● **PROBLEM STATEMENT**: Locate the lines of the listing below that hold "Trends", then copy each of them.

====== DATA TO USE ======

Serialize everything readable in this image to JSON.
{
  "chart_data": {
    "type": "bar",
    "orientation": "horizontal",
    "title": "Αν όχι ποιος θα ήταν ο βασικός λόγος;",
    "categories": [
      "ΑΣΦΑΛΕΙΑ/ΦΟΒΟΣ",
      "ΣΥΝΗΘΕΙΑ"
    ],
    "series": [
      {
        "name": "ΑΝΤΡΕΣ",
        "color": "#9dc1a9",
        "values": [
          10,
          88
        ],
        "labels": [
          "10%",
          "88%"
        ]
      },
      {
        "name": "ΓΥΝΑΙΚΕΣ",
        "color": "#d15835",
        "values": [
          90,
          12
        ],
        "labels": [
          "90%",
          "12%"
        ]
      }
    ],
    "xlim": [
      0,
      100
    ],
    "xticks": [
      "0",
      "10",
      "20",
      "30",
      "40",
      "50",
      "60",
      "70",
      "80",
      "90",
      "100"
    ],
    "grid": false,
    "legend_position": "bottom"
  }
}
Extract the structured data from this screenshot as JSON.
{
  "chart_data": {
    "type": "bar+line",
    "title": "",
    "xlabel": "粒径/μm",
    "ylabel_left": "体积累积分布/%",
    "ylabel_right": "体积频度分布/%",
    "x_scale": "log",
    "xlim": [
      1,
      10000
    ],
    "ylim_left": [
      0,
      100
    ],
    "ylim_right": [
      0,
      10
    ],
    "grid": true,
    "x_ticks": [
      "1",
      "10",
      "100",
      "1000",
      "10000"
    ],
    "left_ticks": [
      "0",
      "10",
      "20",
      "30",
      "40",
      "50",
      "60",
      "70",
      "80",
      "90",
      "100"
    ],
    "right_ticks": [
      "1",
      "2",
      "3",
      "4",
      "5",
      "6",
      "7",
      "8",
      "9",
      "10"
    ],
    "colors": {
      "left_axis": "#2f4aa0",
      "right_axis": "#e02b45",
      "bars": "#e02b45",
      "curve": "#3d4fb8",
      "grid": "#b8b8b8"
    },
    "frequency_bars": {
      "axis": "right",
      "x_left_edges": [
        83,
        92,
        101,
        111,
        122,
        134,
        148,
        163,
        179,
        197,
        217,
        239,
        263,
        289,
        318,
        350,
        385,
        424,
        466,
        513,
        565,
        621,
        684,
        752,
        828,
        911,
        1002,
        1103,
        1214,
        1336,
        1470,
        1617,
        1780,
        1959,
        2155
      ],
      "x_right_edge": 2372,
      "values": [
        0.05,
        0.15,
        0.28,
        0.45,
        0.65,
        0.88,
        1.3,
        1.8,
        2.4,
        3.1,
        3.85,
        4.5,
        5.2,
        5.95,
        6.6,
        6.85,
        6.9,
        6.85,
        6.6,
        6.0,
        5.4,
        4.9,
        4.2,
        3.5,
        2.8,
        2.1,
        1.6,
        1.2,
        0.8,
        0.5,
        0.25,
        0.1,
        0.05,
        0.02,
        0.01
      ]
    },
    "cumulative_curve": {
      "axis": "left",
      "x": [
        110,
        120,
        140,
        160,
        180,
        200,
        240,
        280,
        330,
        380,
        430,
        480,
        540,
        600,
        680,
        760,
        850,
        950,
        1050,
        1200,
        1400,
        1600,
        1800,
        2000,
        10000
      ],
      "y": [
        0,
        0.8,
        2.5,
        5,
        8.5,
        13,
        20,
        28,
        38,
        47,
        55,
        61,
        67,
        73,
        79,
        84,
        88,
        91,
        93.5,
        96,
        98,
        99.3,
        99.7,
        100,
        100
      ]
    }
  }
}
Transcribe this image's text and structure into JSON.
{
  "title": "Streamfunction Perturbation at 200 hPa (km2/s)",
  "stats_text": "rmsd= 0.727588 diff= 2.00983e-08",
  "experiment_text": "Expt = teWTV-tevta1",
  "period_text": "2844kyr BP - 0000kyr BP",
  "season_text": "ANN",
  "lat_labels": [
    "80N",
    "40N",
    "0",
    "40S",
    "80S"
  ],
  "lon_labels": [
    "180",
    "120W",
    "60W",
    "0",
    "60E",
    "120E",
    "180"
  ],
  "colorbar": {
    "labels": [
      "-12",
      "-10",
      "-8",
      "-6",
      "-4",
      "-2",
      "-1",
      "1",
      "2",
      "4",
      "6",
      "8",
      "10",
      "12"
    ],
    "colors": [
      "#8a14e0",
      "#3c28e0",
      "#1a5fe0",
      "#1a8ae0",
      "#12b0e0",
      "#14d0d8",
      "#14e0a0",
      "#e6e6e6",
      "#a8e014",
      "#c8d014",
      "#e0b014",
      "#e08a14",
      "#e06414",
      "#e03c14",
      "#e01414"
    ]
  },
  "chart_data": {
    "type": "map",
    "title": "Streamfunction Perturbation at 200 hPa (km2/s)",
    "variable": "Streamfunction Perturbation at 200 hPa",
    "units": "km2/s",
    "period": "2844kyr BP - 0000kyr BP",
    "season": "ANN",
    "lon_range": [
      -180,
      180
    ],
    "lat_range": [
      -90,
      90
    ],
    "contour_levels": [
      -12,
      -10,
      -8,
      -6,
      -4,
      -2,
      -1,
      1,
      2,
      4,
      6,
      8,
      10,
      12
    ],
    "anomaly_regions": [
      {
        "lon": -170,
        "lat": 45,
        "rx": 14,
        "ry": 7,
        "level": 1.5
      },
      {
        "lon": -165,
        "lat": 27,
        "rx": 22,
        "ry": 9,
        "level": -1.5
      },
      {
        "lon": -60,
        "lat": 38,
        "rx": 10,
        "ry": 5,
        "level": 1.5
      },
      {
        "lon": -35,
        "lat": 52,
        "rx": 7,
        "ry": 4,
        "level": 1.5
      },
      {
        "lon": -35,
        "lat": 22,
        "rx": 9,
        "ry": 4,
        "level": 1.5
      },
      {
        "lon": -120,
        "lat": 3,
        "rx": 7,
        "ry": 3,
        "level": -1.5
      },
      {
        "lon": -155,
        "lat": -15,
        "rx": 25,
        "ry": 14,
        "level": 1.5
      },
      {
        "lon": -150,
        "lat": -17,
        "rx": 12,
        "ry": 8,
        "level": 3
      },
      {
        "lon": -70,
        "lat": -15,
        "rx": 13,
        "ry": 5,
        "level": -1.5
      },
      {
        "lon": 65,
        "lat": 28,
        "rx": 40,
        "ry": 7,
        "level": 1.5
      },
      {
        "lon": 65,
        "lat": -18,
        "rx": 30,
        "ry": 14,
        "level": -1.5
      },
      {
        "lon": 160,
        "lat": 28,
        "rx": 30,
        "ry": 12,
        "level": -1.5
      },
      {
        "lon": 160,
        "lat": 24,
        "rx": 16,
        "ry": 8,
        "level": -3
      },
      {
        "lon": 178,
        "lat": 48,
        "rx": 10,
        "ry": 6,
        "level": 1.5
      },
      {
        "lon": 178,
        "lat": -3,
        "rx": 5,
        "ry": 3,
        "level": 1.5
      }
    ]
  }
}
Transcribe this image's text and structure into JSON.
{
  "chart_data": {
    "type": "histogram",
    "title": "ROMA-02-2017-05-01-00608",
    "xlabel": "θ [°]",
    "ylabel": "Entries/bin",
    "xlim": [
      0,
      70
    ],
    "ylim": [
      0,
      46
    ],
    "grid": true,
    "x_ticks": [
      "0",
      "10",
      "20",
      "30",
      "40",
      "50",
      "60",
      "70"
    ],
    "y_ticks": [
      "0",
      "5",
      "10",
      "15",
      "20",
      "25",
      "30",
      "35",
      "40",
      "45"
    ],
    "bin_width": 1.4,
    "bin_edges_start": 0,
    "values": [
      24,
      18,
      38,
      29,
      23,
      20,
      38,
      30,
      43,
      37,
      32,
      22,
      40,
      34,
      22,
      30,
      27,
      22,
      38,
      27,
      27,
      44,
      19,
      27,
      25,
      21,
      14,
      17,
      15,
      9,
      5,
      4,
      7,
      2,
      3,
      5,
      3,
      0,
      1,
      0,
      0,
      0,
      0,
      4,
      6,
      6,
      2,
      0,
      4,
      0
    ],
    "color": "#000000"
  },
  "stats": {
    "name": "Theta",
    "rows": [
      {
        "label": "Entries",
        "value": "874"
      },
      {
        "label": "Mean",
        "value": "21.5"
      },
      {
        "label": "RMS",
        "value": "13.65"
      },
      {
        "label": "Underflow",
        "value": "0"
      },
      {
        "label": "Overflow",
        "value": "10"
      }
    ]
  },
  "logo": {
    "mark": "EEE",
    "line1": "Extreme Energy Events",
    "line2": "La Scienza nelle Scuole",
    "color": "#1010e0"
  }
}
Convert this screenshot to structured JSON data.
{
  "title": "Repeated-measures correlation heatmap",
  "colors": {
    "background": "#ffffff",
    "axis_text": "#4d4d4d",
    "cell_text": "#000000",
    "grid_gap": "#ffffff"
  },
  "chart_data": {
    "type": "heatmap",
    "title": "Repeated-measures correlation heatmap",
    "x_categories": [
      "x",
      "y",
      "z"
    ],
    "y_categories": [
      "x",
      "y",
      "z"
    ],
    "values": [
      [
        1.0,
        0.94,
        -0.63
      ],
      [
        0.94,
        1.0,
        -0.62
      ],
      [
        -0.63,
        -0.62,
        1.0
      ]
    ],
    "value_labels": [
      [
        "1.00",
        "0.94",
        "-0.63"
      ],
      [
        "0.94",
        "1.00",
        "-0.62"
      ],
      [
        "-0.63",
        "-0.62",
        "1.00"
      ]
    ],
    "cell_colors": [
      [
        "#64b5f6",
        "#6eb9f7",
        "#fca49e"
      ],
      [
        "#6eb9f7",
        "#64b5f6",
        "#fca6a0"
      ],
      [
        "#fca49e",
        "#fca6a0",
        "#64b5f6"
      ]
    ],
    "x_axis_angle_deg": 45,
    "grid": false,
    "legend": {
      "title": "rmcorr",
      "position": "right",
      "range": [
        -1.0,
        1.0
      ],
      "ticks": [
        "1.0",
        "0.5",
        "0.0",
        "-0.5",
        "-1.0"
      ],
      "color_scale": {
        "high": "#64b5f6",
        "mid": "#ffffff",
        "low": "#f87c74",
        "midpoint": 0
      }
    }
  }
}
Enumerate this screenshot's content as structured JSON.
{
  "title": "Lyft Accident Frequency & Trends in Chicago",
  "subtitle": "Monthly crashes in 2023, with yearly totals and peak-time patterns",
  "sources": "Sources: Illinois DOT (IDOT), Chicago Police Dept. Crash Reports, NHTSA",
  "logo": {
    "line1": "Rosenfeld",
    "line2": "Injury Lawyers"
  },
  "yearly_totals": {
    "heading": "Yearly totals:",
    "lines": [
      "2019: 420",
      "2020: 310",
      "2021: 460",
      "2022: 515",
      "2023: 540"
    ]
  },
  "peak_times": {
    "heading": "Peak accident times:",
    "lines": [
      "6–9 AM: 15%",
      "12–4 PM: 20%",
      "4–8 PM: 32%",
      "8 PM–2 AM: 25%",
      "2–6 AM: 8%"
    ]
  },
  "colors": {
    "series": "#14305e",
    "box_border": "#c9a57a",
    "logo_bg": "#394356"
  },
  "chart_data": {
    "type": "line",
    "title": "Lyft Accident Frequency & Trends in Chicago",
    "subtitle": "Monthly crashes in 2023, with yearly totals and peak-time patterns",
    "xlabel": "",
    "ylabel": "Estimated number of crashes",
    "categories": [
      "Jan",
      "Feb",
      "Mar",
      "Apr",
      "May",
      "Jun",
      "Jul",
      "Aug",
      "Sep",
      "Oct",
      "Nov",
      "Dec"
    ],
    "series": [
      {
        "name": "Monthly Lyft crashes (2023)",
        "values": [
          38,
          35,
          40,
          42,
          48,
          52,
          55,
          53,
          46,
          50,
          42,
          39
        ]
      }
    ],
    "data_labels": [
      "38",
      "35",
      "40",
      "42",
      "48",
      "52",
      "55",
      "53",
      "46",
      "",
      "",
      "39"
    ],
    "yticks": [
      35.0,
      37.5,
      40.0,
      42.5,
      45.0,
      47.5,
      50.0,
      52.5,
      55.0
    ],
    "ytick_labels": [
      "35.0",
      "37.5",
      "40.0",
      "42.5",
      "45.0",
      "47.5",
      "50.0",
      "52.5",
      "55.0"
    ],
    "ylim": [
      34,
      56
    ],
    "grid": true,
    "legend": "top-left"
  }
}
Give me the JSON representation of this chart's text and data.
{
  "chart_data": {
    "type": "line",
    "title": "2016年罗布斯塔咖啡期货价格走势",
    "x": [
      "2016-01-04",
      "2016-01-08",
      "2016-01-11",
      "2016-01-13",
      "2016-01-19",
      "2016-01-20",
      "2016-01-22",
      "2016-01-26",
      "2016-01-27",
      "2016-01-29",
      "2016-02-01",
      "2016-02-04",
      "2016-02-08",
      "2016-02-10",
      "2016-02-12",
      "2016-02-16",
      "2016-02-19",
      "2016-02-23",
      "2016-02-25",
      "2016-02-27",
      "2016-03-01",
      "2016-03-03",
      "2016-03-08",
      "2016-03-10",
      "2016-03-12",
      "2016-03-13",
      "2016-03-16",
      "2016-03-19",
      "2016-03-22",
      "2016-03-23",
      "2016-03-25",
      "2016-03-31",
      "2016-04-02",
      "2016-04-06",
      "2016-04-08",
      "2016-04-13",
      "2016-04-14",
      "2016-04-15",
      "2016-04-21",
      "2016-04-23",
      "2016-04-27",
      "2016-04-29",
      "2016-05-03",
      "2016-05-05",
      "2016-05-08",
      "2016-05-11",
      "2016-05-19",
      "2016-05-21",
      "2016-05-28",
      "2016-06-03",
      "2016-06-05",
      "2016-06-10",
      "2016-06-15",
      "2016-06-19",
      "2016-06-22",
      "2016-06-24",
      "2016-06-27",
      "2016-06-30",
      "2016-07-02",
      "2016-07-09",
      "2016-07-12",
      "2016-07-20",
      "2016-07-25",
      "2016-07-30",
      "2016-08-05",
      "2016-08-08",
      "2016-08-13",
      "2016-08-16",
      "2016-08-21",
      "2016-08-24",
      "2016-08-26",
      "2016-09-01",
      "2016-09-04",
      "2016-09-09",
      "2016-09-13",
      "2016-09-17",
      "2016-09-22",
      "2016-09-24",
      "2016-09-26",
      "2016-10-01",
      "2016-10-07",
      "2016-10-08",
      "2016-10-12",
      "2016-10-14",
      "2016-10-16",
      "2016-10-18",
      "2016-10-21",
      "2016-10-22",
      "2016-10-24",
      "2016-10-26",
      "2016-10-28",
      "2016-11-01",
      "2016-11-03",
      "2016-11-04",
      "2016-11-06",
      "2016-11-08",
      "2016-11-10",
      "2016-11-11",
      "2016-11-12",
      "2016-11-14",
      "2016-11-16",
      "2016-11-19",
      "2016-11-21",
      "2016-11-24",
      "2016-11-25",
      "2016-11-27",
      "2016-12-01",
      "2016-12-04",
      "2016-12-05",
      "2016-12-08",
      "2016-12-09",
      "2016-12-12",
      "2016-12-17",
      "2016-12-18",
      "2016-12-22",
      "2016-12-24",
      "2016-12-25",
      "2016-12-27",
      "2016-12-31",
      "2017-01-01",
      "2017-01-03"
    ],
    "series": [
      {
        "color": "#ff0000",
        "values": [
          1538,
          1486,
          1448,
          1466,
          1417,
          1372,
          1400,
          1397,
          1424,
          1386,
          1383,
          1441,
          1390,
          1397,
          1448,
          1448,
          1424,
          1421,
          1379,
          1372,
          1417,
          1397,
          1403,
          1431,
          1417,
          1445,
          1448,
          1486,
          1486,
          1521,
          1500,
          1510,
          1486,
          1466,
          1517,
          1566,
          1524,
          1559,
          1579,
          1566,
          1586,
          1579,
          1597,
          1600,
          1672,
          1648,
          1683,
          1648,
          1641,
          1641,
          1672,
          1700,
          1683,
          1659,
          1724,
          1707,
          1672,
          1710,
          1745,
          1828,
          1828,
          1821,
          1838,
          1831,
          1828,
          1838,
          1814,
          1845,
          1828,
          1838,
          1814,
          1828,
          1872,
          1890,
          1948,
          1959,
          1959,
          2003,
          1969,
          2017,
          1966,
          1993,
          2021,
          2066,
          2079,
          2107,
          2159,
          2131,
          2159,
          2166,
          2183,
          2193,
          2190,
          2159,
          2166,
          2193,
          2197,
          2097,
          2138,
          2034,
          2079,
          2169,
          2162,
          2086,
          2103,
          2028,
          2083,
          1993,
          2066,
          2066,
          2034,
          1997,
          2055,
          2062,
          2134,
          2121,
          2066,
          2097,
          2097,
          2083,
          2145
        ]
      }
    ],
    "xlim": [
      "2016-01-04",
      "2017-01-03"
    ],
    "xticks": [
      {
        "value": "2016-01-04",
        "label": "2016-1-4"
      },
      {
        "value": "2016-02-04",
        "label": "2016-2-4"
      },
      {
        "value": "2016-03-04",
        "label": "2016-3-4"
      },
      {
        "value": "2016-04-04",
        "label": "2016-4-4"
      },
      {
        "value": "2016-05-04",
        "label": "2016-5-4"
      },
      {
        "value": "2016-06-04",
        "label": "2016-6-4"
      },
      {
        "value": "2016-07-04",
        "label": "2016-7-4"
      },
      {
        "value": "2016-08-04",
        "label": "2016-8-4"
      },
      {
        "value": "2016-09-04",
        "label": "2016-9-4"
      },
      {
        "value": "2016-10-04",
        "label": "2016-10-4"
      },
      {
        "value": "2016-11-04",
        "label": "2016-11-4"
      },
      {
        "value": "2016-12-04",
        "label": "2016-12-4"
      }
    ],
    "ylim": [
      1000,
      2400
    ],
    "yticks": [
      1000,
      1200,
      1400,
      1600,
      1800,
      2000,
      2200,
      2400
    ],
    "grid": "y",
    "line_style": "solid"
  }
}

======

● **WRITTEN ANSWER**:
  "title": "Lyft Accident Frequency & Trends in Chicago",
    "title": "Lyft Accident Frequency & Trends in Chicago",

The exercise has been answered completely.